_INSTRUCTIONS FOR THE TASK_
Copy out all lines carrying the word "Salz".

::: DATA LINES

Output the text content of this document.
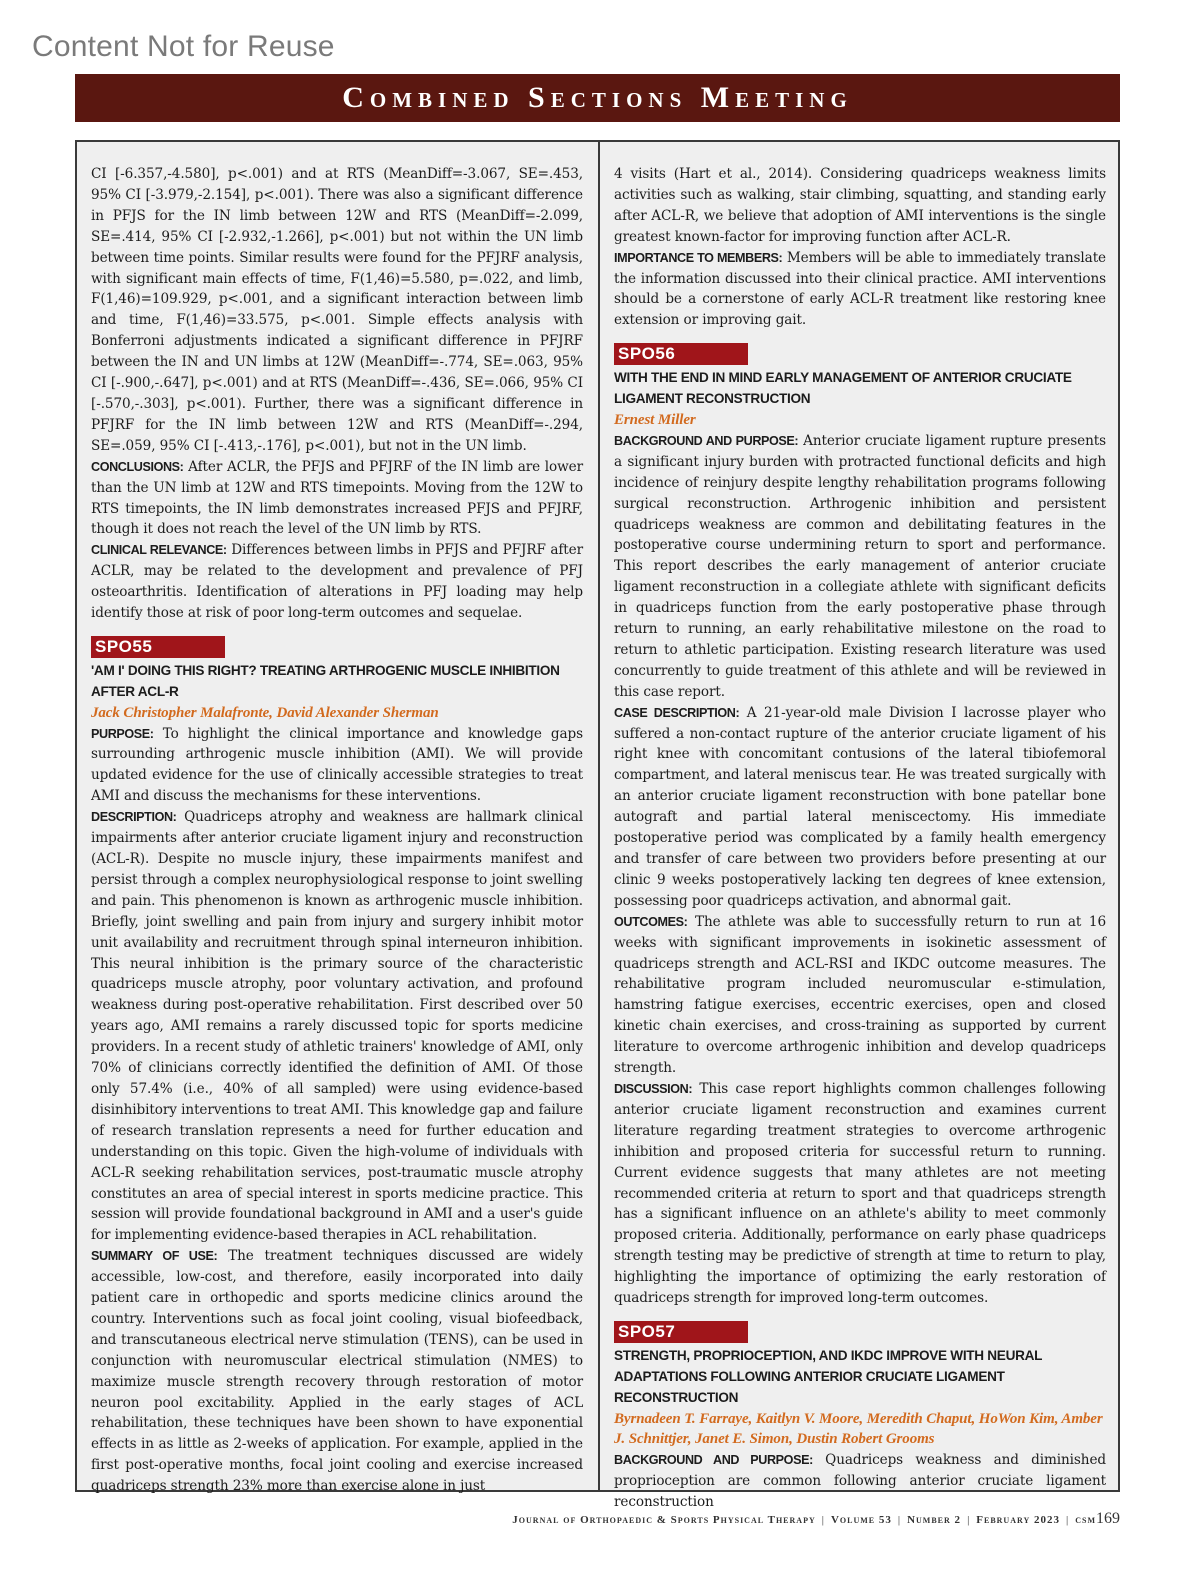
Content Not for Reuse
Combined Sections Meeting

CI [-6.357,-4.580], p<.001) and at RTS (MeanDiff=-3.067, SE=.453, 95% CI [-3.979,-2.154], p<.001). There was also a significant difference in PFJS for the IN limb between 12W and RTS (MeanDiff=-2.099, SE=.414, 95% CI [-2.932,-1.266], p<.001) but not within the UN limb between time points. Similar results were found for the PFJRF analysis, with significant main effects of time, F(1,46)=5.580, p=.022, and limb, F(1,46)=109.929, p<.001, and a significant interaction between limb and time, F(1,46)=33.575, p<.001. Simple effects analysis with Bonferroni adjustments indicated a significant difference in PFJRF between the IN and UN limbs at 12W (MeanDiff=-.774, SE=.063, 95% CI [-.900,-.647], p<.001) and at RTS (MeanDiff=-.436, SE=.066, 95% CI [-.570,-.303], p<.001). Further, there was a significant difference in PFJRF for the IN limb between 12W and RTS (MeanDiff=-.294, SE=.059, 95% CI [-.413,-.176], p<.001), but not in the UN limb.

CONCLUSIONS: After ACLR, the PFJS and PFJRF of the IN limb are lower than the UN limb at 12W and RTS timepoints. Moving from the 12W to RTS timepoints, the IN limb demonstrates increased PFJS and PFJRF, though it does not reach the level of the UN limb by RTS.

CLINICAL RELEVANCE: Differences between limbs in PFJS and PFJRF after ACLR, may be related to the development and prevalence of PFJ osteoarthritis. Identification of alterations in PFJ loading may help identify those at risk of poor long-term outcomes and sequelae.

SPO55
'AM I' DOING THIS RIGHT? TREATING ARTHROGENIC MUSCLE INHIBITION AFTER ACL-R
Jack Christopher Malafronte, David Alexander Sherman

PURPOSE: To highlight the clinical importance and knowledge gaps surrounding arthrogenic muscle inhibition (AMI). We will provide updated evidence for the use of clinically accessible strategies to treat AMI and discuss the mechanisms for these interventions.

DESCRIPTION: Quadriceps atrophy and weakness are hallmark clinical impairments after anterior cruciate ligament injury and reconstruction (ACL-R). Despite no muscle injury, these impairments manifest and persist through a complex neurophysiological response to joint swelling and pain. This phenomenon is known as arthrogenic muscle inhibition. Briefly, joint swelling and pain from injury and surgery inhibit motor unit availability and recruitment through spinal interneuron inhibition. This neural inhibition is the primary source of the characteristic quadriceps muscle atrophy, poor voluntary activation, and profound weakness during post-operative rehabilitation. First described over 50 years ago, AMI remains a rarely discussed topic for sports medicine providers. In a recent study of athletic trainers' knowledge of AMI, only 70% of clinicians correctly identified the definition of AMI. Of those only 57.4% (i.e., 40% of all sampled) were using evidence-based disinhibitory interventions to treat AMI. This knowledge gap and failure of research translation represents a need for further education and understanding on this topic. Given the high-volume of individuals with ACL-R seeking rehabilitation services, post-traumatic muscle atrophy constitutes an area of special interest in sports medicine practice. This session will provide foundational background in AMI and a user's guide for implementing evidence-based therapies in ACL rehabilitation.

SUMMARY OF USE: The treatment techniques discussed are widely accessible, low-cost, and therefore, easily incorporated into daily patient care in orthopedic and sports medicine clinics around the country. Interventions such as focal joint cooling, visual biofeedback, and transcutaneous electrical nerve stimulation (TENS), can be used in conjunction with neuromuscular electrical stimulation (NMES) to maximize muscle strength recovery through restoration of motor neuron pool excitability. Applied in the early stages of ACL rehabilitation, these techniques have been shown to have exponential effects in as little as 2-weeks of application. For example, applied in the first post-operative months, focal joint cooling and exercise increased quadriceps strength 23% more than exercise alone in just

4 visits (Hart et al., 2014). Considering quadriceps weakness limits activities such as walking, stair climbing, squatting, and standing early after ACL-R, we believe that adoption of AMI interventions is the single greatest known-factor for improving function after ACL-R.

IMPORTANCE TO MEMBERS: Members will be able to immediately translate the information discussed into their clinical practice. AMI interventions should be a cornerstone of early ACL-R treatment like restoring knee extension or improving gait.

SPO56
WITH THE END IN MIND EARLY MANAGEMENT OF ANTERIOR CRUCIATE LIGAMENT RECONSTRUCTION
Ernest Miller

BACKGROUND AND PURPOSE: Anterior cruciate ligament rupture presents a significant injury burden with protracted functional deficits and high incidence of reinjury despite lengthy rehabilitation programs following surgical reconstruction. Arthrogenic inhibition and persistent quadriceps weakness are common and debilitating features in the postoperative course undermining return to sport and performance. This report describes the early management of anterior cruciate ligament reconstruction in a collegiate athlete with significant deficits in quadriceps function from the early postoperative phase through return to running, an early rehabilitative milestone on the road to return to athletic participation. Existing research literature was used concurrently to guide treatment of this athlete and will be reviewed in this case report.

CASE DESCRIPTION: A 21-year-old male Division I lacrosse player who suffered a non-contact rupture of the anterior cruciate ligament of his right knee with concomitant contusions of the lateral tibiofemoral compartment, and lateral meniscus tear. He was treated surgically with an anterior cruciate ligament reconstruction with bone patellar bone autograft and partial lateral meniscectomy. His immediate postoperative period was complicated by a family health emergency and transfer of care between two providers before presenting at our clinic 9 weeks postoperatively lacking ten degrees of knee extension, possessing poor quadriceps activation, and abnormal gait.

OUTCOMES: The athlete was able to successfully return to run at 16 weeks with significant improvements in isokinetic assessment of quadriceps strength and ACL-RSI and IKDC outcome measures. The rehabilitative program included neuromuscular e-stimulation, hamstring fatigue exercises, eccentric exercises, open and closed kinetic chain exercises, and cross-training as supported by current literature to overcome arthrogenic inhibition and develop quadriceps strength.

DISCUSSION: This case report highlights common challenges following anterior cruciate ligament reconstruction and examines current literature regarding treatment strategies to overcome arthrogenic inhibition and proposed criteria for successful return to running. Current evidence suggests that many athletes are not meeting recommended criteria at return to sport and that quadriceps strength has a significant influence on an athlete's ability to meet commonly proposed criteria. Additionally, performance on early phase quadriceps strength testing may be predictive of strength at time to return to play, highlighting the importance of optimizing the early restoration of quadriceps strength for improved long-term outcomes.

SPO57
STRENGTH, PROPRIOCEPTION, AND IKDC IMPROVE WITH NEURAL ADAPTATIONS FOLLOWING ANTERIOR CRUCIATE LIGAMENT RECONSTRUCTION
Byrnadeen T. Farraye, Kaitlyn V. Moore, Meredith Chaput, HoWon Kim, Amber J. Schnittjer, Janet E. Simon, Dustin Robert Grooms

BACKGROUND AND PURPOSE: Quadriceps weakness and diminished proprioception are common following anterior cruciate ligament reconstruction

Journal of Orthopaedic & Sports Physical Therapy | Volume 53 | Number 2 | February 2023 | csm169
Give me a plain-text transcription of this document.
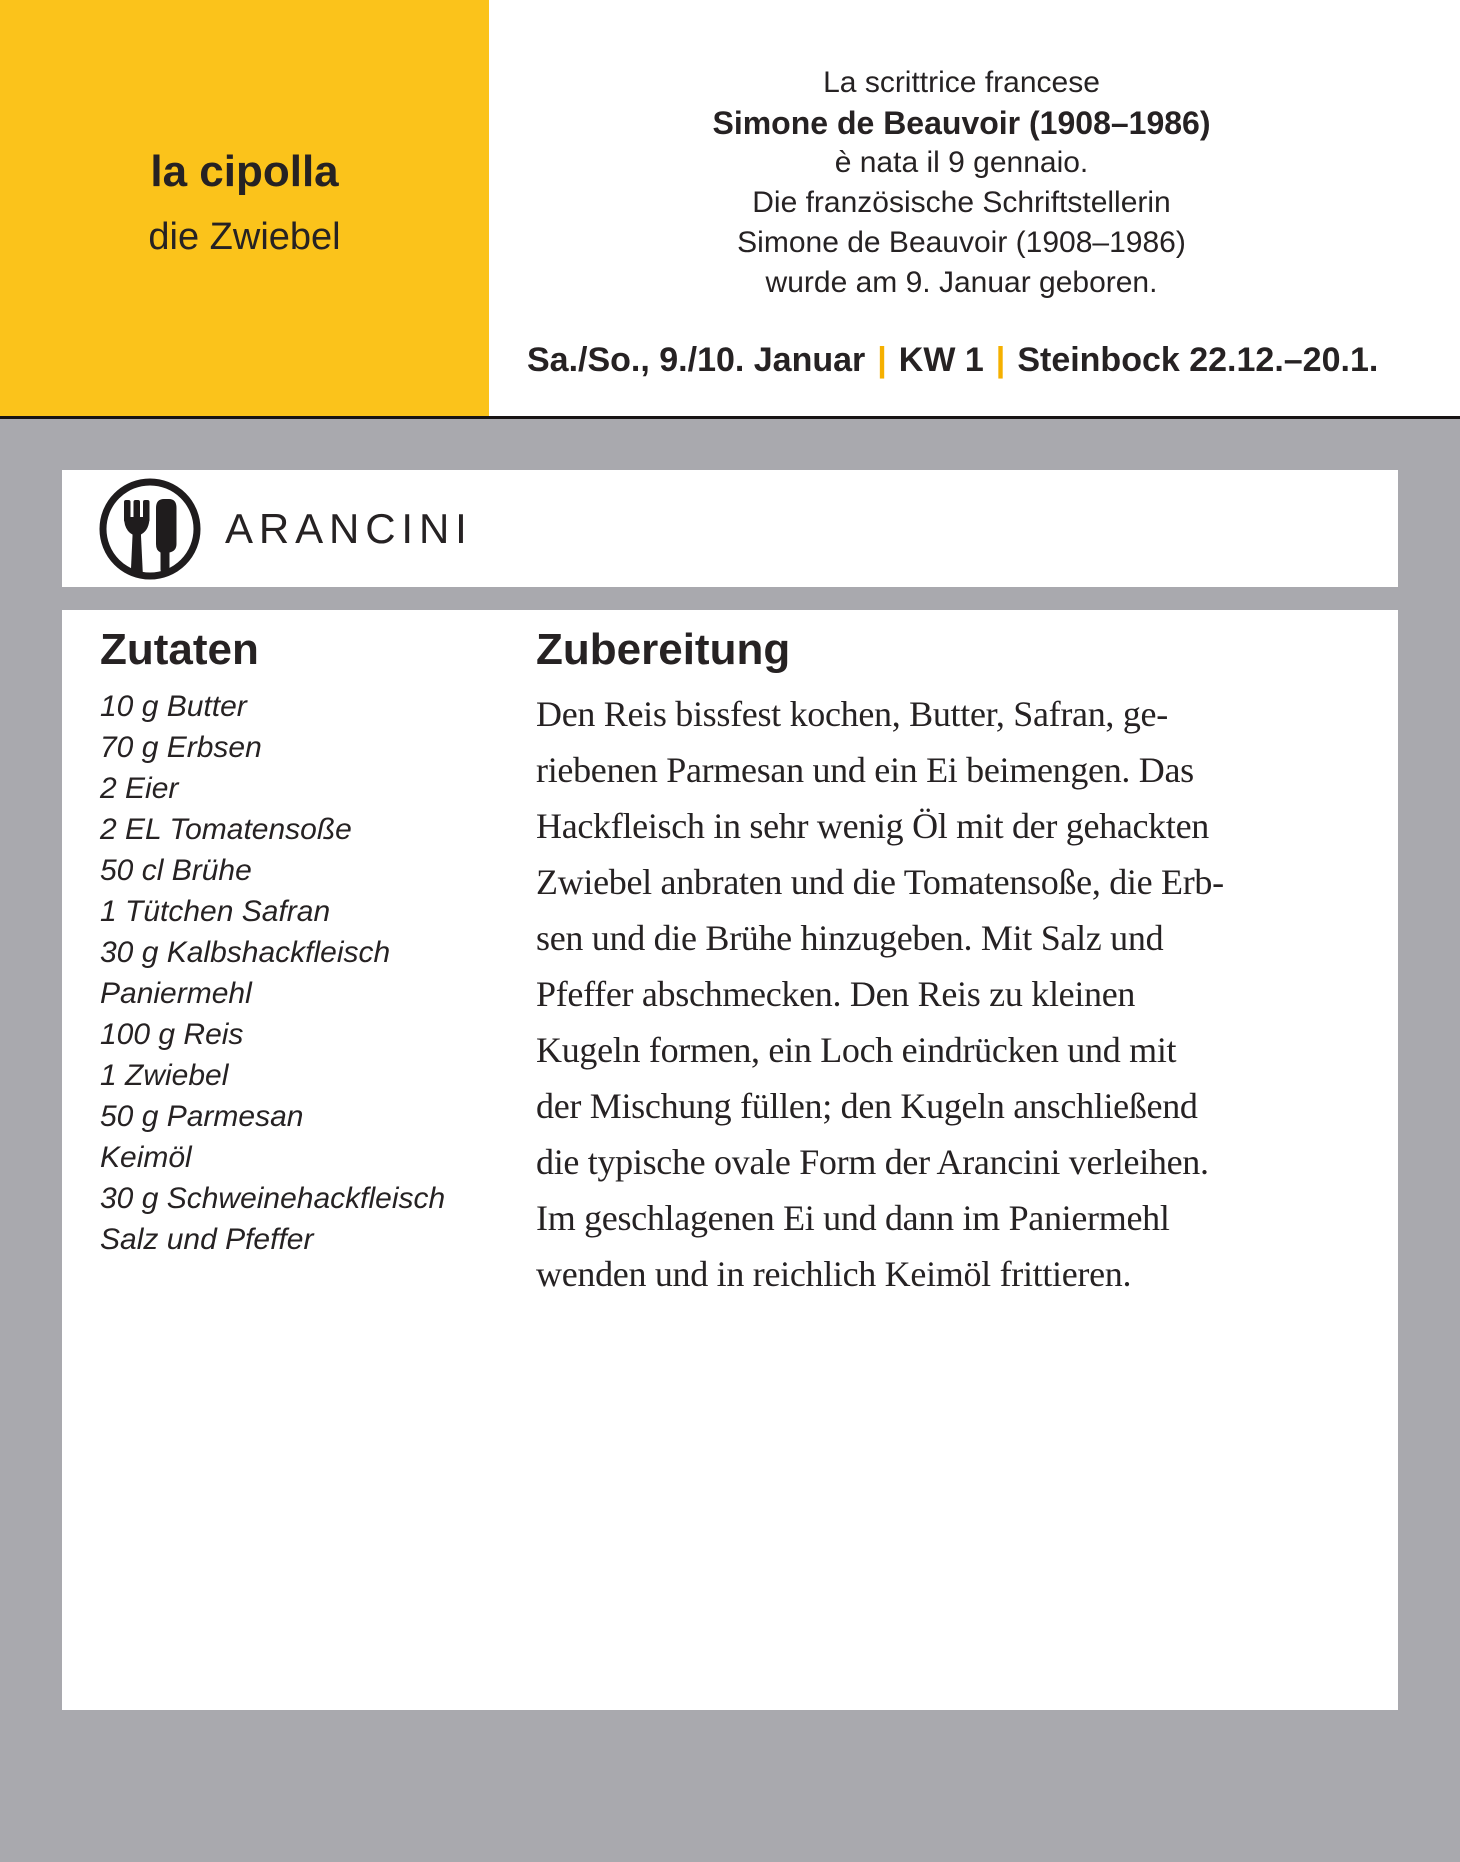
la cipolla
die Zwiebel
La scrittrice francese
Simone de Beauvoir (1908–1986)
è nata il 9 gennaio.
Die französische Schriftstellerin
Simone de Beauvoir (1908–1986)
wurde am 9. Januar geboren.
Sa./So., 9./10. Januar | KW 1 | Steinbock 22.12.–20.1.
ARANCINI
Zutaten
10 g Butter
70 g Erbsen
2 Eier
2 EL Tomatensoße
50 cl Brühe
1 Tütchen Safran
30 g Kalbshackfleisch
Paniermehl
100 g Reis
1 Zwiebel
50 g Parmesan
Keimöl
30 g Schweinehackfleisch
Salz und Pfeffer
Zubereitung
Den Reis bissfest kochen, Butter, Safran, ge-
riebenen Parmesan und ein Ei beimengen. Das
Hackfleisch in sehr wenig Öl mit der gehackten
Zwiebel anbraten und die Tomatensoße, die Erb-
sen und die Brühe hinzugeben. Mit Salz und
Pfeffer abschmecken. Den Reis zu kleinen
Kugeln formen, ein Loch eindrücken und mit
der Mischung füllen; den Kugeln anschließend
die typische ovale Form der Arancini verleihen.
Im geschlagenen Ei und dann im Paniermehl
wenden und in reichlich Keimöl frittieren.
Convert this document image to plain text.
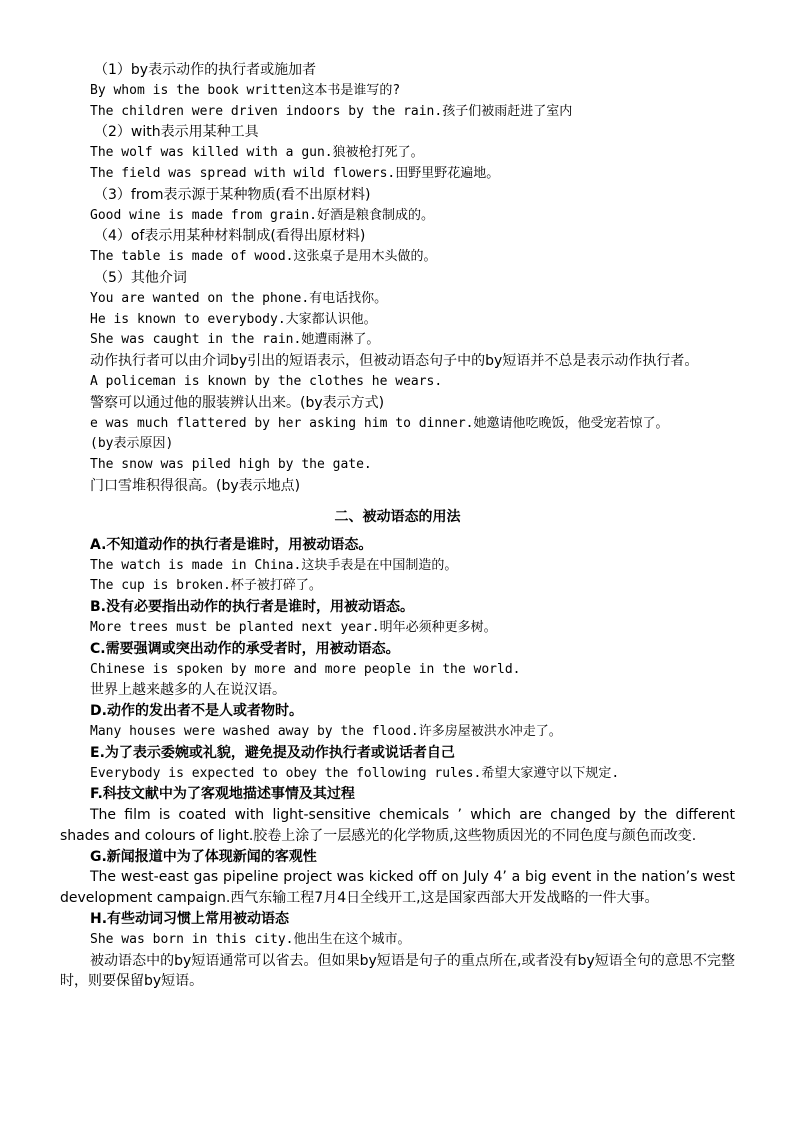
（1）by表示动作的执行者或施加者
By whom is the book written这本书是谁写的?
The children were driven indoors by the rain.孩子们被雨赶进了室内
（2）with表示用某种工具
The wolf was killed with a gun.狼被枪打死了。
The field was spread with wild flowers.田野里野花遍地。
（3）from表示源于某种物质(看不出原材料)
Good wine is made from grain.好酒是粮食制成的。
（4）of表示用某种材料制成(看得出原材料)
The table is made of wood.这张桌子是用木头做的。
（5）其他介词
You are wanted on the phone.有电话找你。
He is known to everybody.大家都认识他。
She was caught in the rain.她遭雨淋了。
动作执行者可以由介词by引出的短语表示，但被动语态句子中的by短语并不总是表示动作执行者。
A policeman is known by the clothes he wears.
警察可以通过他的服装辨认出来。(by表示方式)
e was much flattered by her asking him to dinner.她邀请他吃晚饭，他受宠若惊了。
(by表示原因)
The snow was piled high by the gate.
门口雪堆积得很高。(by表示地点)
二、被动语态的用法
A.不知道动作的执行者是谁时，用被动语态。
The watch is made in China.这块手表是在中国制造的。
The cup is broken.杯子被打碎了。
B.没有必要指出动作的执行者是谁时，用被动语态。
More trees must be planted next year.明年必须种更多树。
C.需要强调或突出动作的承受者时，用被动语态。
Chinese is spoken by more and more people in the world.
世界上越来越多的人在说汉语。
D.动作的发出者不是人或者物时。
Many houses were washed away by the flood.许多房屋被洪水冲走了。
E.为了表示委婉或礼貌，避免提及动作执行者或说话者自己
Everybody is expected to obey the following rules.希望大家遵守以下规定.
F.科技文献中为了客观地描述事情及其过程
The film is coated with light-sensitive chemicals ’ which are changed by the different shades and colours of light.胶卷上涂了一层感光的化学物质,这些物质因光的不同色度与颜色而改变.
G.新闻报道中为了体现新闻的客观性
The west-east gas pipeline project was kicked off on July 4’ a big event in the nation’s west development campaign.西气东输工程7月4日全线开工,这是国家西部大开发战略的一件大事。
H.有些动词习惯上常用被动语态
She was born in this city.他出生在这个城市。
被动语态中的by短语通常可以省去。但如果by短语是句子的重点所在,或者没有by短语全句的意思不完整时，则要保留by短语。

::::::

_CORRECT RESULT_
Salz und Pfeffer
sen und die Brühe hinzugeben. Mit Salz und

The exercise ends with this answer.